WHAT NEEDS TO BE DONE:
From the article on lentil disease research below, copy out word for word the passage between "Researchers found that" and "lentil varieties asymptomatic.", inclusive.
*** Opening EXTRACT TO READ ***
AFTER a year where pulse crops have been under intense pressure from fungal disease which have bred prolifically in the wet conditions Australian lentil producers will be delighted in a research breakthrough in the fight to combat the damaging legume disease ascochyta blight.
Researchers from the Centre for Crop and Disease Management (CCDM), in collaboration with the South Australian Research and Development Institute (SARDI) have made an important discovery of a gene in the fungal pathogen causing ascochyta blight that triggers disease resistance in lentils.
The breakthrough will help researchers to better identify the fungal disease gene infecting lentil crops via a laboratory test similar to the PCR COVID-19 test.
The research has flipped conventional thinking on disease management on its head.
Researchers found that some lentil varieties carried a gene that was able to recognise a key fungal protein normally responsible for disease development, which instead triggered a defence response, leaving certain lentil varieties asymptomatic.
CCDM researcher and co-author Bernadette Henares said this was different to the usual approach to genetic improvement of crops where plant breeders try to breed out the genes involved in response to toxic proteins from the pathogen.
"This is exciting news as it has led to the development of a laboratory test - similar to the PCR-based COVID-19 test - that has potential to inform growers which variety of lentil to grow for maximum resistance, based on the fungal gene that is present in the paddock," Dr Henares said.
Further into the future she said the test could be deployed in paddock.
"The laboratory test has potential, with a little further work, to be deployed as an in-field test, and is showing promise in becoming an essential decision-support tool for growers to use when selecting their lentil varieties."
*** Closing EXTRACT TO READ ***
*** Opening RECORDS PROVIDED ***
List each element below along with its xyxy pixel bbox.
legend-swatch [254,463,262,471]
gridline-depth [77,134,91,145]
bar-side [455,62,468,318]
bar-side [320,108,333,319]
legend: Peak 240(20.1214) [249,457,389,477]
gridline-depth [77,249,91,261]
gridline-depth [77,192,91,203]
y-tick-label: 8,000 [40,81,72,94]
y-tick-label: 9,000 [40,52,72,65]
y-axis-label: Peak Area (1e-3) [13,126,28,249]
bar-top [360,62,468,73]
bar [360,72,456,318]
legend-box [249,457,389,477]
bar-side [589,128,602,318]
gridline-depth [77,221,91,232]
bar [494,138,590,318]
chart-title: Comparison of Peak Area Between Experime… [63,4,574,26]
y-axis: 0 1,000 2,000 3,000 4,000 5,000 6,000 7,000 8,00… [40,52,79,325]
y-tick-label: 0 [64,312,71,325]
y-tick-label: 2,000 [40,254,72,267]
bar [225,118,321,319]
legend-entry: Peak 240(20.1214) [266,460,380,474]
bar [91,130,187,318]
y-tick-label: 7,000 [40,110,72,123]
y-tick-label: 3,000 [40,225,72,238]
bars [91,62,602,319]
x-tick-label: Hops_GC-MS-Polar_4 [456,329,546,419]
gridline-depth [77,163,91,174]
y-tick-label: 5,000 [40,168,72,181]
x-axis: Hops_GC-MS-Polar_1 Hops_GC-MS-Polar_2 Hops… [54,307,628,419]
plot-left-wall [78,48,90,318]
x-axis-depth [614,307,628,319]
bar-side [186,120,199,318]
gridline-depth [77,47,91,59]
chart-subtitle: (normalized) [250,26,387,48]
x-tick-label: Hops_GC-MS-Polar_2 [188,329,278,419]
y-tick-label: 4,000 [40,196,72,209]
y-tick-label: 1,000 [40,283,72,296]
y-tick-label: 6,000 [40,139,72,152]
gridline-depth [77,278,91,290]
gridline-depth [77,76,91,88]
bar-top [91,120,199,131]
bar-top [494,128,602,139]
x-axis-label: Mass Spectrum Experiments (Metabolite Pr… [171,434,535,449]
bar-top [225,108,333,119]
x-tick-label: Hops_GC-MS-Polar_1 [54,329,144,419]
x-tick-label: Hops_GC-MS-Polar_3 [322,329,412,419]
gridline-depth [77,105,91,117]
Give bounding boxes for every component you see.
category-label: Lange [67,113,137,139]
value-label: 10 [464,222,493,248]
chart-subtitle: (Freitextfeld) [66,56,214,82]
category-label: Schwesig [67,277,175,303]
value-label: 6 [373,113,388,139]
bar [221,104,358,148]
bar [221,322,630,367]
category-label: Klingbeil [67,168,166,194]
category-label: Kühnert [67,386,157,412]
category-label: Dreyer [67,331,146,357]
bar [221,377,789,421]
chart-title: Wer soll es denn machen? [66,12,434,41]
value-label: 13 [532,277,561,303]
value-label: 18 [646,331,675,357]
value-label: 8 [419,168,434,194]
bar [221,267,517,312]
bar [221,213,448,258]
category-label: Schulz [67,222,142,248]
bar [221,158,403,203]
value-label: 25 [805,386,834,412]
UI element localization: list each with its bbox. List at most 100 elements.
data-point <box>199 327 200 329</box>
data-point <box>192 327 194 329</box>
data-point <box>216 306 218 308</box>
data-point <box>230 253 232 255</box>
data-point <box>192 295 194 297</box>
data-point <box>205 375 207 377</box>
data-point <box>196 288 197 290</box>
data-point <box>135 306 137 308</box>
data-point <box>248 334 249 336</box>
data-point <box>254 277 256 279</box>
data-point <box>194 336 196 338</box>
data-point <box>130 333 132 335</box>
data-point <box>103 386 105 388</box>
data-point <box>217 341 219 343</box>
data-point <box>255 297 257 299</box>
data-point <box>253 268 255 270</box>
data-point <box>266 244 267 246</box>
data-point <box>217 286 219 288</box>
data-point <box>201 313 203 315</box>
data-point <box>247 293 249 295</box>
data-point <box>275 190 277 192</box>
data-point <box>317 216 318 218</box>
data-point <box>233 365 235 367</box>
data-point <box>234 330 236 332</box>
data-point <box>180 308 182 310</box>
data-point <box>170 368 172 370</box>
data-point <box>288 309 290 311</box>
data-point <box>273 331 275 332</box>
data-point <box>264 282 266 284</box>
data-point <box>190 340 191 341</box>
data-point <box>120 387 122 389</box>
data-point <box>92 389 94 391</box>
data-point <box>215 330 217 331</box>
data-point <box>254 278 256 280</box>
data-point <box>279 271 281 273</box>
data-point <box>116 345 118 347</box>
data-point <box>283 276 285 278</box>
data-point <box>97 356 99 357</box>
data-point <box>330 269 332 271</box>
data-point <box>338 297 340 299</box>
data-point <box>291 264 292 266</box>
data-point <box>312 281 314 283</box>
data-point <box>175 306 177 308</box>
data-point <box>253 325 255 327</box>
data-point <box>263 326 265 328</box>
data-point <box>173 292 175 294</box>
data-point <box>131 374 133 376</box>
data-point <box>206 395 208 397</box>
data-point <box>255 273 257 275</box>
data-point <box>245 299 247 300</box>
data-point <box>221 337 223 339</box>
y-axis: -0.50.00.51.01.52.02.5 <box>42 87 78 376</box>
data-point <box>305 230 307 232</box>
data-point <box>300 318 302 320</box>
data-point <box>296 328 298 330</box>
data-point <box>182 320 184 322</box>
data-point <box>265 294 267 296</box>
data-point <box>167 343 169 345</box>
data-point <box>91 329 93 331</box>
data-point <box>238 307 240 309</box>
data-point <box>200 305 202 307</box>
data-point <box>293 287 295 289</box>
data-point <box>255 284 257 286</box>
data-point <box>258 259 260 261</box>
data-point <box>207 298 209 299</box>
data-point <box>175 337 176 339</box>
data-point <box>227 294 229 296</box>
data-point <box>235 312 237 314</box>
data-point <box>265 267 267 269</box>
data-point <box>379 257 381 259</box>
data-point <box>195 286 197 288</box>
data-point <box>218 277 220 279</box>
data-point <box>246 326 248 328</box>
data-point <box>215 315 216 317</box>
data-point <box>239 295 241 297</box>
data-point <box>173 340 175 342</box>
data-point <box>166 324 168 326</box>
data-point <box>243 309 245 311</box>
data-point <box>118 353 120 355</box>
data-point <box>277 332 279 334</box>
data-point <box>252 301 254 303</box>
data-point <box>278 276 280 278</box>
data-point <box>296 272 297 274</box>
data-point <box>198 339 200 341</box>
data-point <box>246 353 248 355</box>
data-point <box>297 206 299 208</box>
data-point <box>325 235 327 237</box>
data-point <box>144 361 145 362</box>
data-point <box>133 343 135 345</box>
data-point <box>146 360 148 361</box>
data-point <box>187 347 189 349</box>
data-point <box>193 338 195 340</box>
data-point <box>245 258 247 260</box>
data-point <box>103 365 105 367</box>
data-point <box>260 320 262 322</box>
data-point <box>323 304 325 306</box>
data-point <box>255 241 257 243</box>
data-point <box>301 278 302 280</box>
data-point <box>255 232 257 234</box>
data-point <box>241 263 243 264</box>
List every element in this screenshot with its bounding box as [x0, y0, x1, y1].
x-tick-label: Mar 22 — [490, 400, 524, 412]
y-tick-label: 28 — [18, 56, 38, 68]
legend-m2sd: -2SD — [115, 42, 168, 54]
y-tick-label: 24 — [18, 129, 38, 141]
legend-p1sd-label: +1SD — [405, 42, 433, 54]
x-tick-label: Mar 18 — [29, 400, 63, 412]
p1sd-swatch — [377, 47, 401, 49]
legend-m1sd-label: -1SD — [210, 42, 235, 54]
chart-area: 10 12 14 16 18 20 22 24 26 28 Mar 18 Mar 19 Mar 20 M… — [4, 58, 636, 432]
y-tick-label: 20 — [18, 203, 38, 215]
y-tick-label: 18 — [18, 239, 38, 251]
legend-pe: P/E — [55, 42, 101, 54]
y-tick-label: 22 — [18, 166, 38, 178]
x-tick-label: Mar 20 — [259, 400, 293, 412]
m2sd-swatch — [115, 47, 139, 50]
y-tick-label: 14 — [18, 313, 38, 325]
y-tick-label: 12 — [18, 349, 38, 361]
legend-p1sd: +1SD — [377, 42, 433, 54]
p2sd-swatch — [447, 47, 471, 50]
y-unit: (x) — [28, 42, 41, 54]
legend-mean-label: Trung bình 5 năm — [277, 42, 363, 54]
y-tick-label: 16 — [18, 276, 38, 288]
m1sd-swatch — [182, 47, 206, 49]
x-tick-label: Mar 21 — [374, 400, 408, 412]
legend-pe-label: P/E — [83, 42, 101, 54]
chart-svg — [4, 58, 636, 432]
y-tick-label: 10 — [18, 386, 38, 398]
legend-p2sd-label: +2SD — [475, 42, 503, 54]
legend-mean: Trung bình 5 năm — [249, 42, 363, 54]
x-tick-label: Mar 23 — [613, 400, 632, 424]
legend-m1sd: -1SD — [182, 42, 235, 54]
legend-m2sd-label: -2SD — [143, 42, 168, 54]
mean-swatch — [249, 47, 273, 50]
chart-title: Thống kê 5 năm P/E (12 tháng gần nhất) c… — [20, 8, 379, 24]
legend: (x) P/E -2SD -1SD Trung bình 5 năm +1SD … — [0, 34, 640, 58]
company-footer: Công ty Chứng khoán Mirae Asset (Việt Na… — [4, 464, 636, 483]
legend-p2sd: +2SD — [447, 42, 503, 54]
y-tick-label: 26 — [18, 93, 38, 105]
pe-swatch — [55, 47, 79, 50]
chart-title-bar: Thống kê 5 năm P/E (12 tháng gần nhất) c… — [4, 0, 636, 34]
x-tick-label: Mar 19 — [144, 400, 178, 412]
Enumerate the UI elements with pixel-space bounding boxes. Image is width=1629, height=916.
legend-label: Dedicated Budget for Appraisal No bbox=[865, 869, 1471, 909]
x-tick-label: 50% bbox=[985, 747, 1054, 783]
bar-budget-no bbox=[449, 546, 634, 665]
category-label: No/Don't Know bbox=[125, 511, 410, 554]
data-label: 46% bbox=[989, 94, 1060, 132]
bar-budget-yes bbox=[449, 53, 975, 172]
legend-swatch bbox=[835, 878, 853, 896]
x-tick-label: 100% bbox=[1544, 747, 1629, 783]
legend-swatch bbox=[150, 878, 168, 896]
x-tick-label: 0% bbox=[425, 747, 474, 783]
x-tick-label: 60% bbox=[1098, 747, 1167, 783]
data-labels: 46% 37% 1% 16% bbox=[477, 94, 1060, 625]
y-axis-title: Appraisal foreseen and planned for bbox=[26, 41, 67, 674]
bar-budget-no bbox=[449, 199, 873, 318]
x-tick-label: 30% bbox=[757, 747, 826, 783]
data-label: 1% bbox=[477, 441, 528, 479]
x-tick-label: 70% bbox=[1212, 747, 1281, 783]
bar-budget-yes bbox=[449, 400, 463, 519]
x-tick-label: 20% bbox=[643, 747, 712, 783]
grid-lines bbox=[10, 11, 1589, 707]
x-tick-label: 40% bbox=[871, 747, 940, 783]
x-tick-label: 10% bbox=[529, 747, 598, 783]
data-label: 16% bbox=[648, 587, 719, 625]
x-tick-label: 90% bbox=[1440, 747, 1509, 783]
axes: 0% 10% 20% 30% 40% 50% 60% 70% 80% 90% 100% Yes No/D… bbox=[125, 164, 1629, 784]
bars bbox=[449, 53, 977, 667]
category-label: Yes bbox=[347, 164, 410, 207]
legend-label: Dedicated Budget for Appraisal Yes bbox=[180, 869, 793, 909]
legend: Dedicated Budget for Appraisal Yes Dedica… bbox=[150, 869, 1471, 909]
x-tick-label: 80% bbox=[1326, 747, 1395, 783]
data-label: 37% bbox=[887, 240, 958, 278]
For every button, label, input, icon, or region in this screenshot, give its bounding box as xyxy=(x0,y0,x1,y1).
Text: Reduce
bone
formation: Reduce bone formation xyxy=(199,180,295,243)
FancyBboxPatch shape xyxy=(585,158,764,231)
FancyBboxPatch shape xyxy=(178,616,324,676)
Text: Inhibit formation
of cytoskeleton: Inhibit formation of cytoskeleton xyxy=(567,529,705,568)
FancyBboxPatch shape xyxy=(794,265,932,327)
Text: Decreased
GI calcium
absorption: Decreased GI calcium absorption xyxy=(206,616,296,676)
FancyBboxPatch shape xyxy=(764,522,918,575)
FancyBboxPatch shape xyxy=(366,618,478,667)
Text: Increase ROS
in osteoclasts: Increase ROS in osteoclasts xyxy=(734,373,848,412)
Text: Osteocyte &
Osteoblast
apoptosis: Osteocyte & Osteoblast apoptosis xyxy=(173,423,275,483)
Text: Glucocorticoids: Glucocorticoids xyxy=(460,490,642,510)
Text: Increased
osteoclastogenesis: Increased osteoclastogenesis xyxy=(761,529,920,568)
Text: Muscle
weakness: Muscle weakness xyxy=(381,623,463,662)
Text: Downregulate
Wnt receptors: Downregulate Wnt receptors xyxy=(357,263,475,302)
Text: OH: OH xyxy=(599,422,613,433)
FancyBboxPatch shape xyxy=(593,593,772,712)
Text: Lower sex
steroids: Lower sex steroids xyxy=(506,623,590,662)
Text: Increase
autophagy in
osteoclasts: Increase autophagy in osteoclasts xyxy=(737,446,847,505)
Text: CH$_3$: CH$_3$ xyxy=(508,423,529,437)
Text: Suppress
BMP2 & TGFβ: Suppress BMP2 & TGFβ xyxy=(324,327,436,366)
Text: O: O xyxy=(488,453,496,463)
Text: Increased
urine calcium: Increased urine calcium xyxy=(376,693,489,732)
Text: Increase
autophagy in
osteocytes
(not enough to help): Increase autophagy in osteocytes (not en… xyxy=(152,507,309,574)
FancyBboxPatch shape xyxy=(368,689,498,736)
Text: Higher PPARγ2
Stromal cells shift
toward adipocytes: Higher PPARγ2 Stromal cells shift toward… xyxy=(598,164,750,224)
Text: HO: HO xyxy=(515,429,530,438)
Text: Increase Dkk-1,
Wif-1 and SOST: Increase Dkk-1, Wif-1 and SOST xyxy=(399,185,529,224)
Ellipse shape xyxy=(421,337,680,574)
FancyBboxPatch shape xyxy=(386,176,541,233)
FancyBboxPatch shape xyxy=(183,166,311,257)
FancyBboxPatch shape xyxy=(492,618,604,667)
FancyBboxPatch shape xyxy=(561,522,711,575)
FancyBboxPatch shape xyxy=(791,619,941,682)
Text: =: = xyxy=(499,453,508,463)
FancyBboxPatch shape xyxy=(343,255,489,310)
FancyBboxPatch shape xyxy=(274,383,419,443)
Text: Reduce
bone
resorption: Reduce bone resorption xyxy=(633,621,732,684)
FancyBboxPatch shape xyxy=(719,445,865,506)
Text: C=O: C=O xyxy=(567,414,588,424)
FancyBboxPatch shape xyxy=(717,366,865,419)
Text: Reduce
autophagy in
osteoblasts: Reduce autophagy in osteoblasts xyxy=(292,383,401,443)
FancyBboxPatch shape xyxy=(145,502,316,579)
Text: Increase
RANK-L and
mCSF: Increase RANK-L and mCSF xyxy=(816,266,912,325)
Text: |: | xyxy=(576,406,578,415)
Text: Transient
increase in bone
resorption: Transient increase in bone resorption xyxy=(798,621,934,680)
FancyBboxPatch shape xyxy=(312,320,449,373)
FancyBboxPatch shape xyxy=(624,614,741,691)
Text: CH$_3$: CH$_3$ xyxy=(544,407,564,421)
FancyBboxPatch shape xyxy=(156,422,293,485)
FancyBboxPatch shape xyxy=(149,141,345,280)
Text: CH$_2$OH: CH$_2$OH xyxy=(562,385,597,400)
*** Closing RECORDS PROVIDED ***
RESPONSE AREA:
Researchers found that some lentil varieties carried a gene that was able to recognise a key fungal protein normally responsible for disease development, which instead triggered a defence response, leaving certain lentil varieties asymptomatic.